* [Required work]:
Only lines with the word "JSON" are needed; collect each of them from the listing below.
>> begin Data to use
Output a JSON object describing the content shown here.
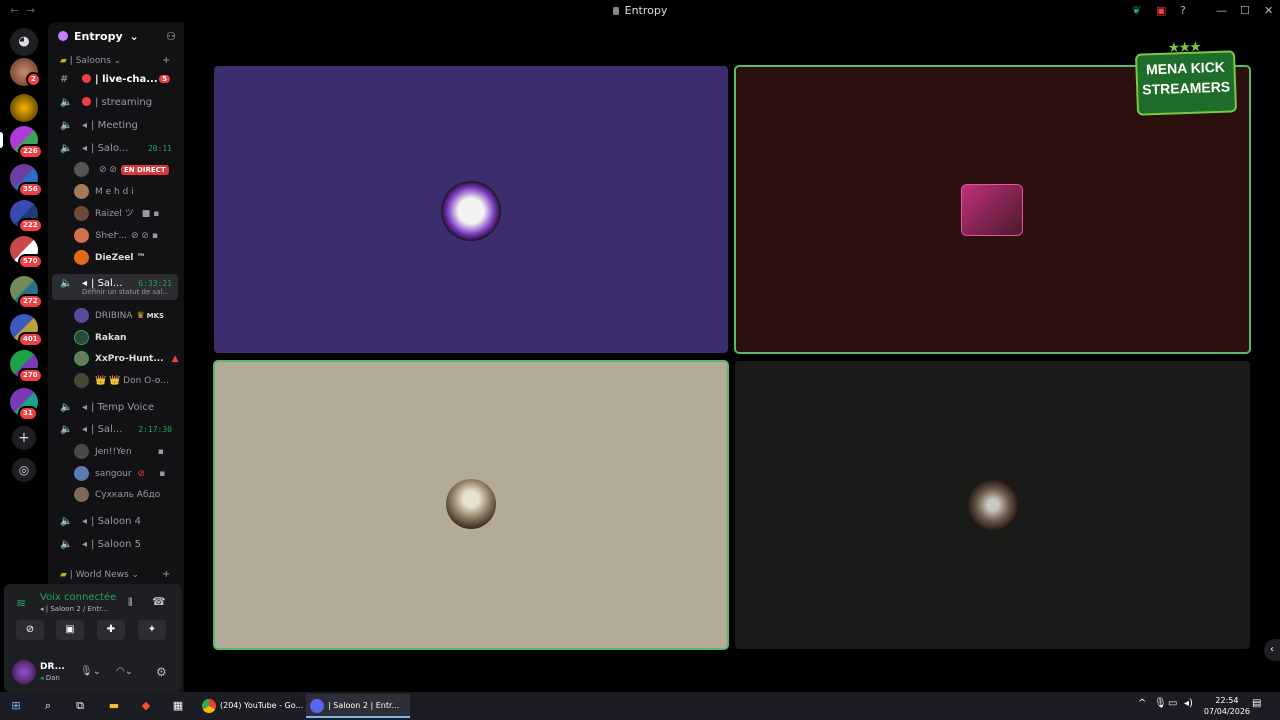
{
  "window": {
    "title": "Entropy",
    "nav_back": "←",
    "nav_forward": "→",
    "controls": [
      "—",
      "☐",
      "✕"
    ],
    "help": "?"
  },
  "rail": {
    "badges": [
      "2",
      "226",
      "356",
      "222",
      "570",
      "272",
      "401",
      "270",
      "31"
    ],
    "add_server": "+",
    "discover": "◎"
  },
  "sidebar": {
    "server_name": "Entropy",
    "server_chevron": "⌄",
    "categories": [
      {
        "label": "| Saloons ⌄"
      },
      {
        "label": "| World News ⌄"
      }
    ],
    "category_add": "+",
    "channels": {
      "live_chat": {
        "label": "| live-cha...",
        "unread": "5"
      },
      "streaming": {
        "label": "| streaming"
      },
      "meeting": {
        "label": "| Meeting"
      },
      "saloon1": {
        "label": "| Salo...",
        "time": "20:11"
      },
      "saloon2": {
        "label": "| Sal...",
        "time": "6:33:21",
        "status": "Définir un statut de sal..."
      },
      "temp_voice": {
        "label": "| Temp Voice"
      },
      "saloon3": {
        "label": "| Sal...",
        "time": "2:17:30"
      },
      "saloon4": {
        "label": "| Saloon 4"
      },
      "saloon5": {
        "label": "| Saloon 5"
      }
    },
    "users": {
      "saloon1": [
        {
          "name": "",
          "live": "EN DIRECT"
        },
        {
          "name": "M e h d i"
        },
        {
          "name": "Raizel ツ"
        },
        {
          "name": "ՏհҽՒ..."
        },
        {
          "name": "DieZeel ™"
        }
      ],
      "saloon2": [
        {
          "name": "DRIBINA",
          "tag": "MKS"
        },
        {
          "name": "Rakan"
        },
        {
          "name": "XxPro-Hunt..."
        },
        {
          "name": "👑 👑 Don O-o..."
        }
      ],
      "saloon3": [
        {
          "name": "Jen!!Yen"
        },
        {
          "name": "sangour"
        },
        {
          "name": "Сухкаль Абдо"
        }
      ]
    }
  },
  "voice_panel": {
    "status": "Voix connectée",
    "channel": "| Saloon 2 / Entr...",
    "user_name": "DR...",
    "user_sub": "Dan"
  },
  "overlay": {
    "line1": "MENA KICK",
    "line2": "STREAMERS",
    "stars": "★★★"
  },
  "taskbar": {
    "apps": [
      {
        "label": "(204) YouTube - Go..."
      },
      {
        "label": "| Saloon 2 | Entr..."
      }
    ],
    "time": "22:54",
    "date": "07/04/2026"
  },
  "colors": {
    "tile1": "#3c2d6e",
    "tile2": "#2c0f0f",
    "tile3": "#b3ab98",
    "tile4": "#1a1a18",
    "speaking": "#57b969",
    "live_red": "#da373c",
    "voice_green": "#23a55a"
  }
}
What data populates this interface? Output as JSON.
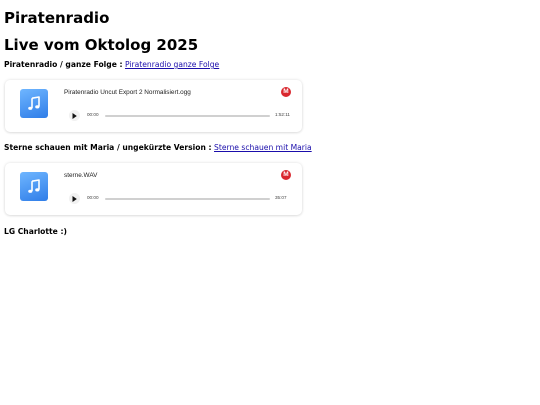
>> end Data to use
* [Task solution]:
Output a JSON object describing the content shown here.
What data populates this interface? Output as JSON.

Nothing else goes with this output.